Reproduce the records below exactly as given.

# start of Records for the exercise

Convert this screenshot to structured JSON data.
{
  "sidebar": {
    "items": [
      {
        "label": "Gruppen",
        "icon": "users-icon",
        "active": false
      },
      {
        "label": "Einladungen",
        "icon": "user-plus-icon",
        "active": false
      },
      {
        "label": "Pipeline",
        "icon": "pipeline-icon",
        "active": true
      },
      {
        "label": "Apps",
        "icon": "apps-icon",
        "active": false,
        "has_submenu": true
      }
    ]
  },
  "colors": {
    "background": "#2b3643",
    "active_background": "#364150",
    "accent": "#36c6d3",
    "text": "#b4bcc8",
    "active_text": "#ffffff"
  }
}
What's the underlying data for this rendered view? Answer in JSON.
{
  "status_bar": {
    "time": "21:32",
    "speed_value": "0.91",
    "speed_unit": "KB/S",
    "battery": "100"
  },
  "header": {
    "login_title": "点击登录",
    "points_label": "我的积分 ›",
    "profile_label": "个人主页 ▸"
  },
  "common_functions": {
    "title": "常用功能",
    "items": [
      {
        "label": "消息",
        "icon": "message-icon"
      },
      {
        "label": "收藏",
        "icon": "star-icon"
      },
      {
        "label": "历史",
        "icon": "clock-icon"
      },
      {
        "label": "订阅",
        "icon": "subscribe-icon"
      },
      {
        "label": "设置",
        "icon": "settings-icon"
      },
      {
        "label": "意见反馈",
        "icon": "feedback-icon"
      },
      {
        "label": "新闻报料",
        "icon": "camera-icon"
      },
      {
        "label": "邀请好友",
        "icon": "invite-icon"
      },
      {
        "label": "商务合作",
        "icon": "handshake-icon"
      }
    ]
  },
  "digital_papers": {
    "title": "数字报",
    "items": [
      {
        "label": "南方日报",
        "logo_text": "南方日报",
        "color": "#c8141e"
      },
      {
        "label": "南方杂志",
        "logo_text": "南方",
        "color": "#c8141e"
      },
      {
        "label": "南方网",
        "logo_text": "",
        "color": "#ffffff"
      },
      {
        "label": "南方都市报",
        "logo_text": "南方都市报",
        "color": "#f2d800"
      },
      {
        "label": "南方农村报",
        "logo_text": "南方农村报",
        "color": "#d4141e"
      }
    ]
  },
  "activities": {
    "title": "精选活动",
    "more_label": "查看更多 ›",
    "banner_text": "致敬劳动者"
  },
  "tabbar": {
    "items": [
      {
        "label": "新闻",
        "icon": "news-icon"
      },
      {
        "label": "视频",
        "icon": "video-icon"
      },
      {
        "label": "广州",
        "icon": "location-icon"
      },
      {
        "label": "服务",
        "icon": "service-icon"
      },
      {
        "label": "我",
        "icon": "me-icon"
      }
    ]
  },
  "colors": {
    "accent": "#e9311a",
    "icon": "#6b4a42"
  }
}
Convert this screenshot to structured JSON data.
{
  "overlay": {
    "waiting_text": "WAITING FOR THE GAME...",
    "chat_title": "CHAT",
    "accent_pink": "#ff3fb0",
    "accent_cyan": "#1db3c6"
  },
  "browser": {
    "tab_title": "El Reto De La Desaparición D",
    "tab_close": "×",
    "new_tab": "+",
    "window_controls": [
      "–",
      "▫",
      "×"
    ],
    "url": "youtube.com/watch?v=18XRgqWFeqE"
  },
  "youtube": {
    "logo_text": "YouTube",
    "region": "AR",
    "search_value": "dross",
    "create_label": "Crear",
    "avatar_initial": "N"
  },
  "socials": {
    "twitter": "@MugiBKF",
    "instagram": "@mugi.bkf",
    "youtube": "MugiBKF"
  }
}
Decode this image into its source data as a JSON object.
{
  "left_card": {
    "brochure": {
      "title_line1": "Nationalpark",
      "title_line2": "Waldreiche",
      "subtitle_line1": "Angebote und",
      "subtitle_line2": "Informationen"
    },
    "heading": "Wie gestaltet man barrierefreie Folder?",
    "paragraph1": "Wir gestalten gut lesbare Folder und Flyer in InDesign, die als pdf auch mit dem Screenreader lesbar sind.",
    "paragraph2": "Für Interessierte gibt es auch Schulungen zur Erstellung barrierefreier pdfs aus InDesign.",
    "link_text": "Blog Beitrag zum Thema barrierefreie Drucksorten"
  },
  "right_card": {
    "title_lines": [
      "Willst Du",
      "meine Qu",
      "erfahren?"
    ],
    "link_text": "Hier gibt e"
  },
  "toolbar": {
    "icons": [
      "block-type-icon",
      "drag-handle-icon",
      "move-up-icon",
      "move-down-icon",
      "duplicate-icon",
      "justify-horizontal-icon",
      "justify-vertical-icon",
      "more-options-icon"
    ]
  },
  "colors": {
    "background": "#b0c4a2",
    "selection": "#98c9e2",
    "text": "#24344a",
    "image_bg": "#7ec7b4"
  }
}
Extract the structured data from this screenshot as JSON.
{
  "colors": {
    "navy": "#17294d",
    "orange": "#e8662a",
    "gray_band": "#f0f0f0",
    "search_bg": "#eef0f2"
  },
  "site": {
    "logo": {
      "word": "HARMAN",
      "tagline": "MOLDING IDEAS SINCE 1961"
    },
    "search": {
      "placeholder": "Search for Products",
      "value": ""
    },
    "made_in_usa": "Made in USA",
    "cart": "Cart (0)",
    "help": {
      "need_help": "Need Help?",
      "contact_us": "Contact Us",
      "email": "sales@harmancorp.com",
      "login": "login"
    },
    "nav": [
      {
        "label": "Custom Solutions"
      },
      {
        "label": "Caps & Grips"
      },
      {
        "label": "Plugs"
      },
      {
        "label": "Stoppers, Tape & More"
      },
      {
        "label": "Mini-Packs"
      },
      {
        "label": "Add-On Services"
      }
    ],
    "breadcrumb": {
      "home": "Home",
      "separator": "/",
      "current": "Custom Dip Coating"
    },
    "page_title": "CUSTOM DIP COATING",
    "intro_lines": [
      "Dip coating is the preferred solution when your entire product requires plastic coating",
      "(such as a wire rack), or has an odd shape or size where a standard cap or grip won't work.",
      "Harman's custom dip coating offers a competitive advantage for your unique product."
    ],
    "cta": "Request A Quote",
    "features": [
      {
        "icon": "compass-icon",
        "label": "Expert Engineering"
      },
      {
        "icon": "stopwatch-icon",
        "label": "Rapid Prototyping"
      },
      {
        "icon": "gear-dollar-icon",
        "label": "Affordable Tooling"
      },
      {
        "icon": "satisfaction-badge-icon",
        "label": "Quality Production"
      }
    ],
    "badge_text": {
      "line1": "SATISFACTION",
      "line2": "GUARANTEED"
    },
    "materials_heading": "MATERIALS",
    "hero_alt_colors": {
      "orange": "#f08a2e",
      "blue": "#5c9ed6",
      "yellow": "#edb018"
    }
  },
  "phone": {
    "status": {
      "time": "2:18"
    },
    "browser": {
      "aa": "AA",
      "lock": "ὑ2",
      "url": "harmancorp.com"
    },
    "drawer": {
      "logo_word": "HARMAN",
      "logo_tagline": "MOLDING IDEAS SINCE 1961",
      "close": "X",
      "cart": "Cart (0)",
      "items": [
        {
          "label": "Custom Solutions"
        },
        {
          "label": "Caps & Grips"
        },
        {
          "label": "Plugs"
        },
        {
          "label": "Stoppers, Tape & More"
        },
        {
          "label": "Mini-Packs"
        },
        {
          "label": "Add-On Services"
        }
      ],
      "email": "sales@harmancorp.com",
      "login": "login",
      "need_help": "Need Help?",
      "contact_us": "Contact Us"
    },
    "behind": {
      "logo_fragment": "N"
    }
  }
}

# end of Records for the exercise

§ **Exercise result**
Convert this screenshot to structured JSON data.
{
  "sidebar": {
    "items": [
      {
        "label": "Gruppen",
        "icon": "users-icon",
        "active": false
      },
      {
        "label": "Einladungen",
        "icon": "user-plus-icon",
        "active": false
      },
      {
        "label": "Pipeline",
        "icon": "pipeline-icon",
        "active": true
      },
      {
        "label": "Apps",
        "icon": "apps-icon",
        "active": false,
        "has_submenu": true
      }
    ]
  },
  "colors": {
    "background": "#2b3643",
    "active_background": "#364150",
    "accent": "#36c6d3",
    "text": "#b4bcc8",
    "active_text": "#ffffff"
  }
}
What's the underlying data for this rendered view? Answer in JSON.
{
  "status_bar": {
    "time": "21:32",
    "speed_value": "0.91",
    "speed_unit": "KB/S",
    "battery": "100"
  },
  "header": {
    "login_title": "点击登录",
    "points_label": "我的积分 ›",
    "profile_label": "个人主页 ▸"
  },
  "common_functions": {
    "title": "常用功能",
    "items": [
      {
        "label": "消息",
        "icon": "message-icon"
      },
      {
        "label": "收藏",
        "icon": "star-icon"
      },
      {
        "label": "历史",
        "icon": "clock-icon"
      },
      {
        "label": "订阅",
        "icon": "subscribe-icon"
      },
      {
        "label": "设置",
        "icon": "settings-icon"
      },
      {
        "label": "意见反馈",
        "icon": "feedback-icon"
      },
      {
        "label": "新闻报料",
        "icon": "camera-icon"
      },
      {
        "label": "邀请好友",
        "icon": "invite-icon"
      },
      {
        "label": "商务合作",
        "icon": "handshake-icon"
      }
    ]
  },
  "digital_papers": {
    "title": "数字报",
    "items": [
      {
        "label": "南方日报",
        "logo_text": "南方日报",
        "color": "#c8141e"
      },
      {
        "label": "南方杂志",
        "logo_text": "南方",
        "color": "#c8141e"
      },
      {
        "label": "南方网",
        "logo_text": "",
        "color": "#ffffff"
      },
      {
        "label": "南方都市报",
        "logo_text": "南方都市报",
        "color": "#f2d800"
      },
      {
        "label": "南方农村报",
        "logo_text": "南方农村报",
        "color": "#d4141e"
      }
    ]
  },
  "activities": {
    "title": "精选活动",
    "more_label": "查看更多 ›",
    "banner_text": "致敬劳动者"
  },
  "tabbar": {
    "items": [
      {
        "label": "新闻",
        "icon": "news-icon"
      },
      {
        "label": "视频",
        "icon": "video-icon"
      },
      {
        "label": "广州",
        "icon": "location-icon"
      },
      {
        "label": "服务",
        "icon": "service-icon"
      },
      {
        "label": "我",
        "icon": "me-icon"
      }
    ]
  },
  "colors": {
    "accent": "#e9311a",
    "icon": "#6b4a42"
  }
}
Convert this screenshot to structured JSON data.
{
  "overlay": {
    "waiting_text": "WAITING FOR THE GAME...",
    "chat_title": "CHAT",
    "accent_pink": "#ff3fb0",
    "accent_cyan": "#1db3c6"
  },
  "browser": {
    "tab_title": "El Reto De La Desaparición D",
    "tab_close": "×",
    "new_tab": "+",
    "window_controls": [
      "–",
      "▫",
      "×"
    ],
    "url": "youtube.com/watch?v=18XRgqWFeqE"
  },
  "youtube": {
    "logo_text": "YouTube",
    "region": "AR",
    "search_value": "dross",
    "create_label": "Crear",
    "avatar_initial": "N"
  },
  "socials": {
    "twitter": "@MugiBKF",
    "instagram": "@mugi.bkf",
    "youtube": "MugiBKF"
  }
}
Decode this image into its source data as a JSON object.
{
  "left_card": {
    "brochure": {
      "title_line1": "Nationalpark",
      "title_line2": "Waldreiche",
      "subtitle_line1": "Angebote und",
      "subtitle_line2": "Informationen"
    },
    "heading": "Wie gestaltet man barrierefreie Folder?",
    "paragraph1": "Wir gestalten gut lesbare Folder und Flyer in InDesign, die als pdf auch mit dem Screenreader lesbar sind.",
    "paragraph2": "Für Interessierte gibt es auch Schulungen zur Erstellung barrierefreier pdfs aus InDesign.",
    "link_text": "Blog Beitrag zum Thema barrierefreie Drucksorten"
  },
  "right_card": {
    "title_lines": [
      "Willst Du",
      "meine Qu",
      "erfahren?"
    ],
    "link_text": "Hier gibt e"
  },
  "toolbar": {
    "icons": [
      "block-type-icon",
      "drag-handle-icon",
      "move-up-icon",
      "move-down-icon",
      "duplicate-icon",
      "justify-horizontal-icon",
      "justify-vertical-icon",
      "more-options-icon"
    ]
  },
  "colors": {
    "background": "#b0c4a2",
    "selection": "#98c9e2",
    "text": "#24344a",
    "image_bg": "#7ec7b4"
  }
}
Extract the structured data from this screenshot as JSON.
{
  "colors": {
    "navy": "#17294d",
    "orange": "#e8662a",
    "gray_band": "#f0f0f0",
    "search_bg": "#eef0f2"
  },
  "site": {
    "logo": {
      "word": "HARMAN",
      "tagline": "MOLDING IDEAS SINCE 1961"
    },
    "search": {
      "placeholder": "Search for Products",
      "value": ""
    },
    "made_in_usa": "Made in USA",
    "cart": "Cart (0)",
    "help": {
      "need_help": "Need Help?",
      "contact_us": "Contact Us",
      "email": "sales@harmancorp.com",
      "login": "login"
    },
    "nav": [
      {
        "label": "Custom Solutions"
      },
      {
        "label": "Caps & Grips"
      },
      {
        "label": "Plugs"
      },
      {
        "label": "Stoppers, Tape & More"
      },
      {
        "label": "Mini-Packs"
      },
      {
        "label": "Add-On Services"
      }
    ],
    "breadcrumb": {
      "home": "Home",
      "separator": "/",
      "current": "Custom Dip Coating"
    },
    "page_title": "CUSTOM DIP COATING",
    "intro_lines": [
      "Dip coating is the preferred solution when your entire product requires plastic coating",
      "(such as a wire rack), or has an odd shape or size where a standard cap or grip won't work.",
      "Harman's custom dip coating offers a competitive advantage for your unique product."
    ],
    "cta": "Request A Quote",
    "features": [
      {
        "icon": "compass-icon",
        "label": "Expert Engineering"
      },
      {
        "icon": "stopwatch-icon",
        "label": "Rapid Prototyping"
      },
      {
        "icon": "gear-dollar-icon",
        "label": "Affordable Tooling"
      },
      {
        "icon": "satisfaction-badge-icon",
        "label": "Quality Production"
      }
    ],
    "badge_text": {
      "line1": "SATISFACTION",
      "line2": "GUARANTEED"
    },
    "materials_heading": "MATERIALS",
    "hero_alt_colors": {
      "orange": "#f08a2e",
      "blue": "#5c9ed6",
      "yellow": "#edb018"
    }
  },
  "phone": {
    "status": {
      "time": "2:18"
    },
    "browser": {
      "aa": "AA",
      "lock": "ὑ2",
      "url": "harmancorp.com"
    },
    "drawer": {
      "logo_word": "HARMAN",
      "logo_tagline": "MOLDING IDEAS SINCE 1961",
      "close": "X",
      "cart": "Cart (0)",
      "items": [
        {
          "label": "Custom Solutions"
        },
        {
          "label": "Caps & Grips"
        },
        {
          "label": "Plugs"
        },
        {
          "label": "Stoppers, Tape & More"
        },
        {
          "label": "Mini-Packs"
        },
        {
          "label": "Add-On Services"
        }
      ],
      "email": "sales@harmancorp.com",
      "login": "login",
      "need_help": "Need Help?",
      "contact_us": "Contact Us"
    },
    "behind": {
      "logo_fragment": "N"
    }
  }
}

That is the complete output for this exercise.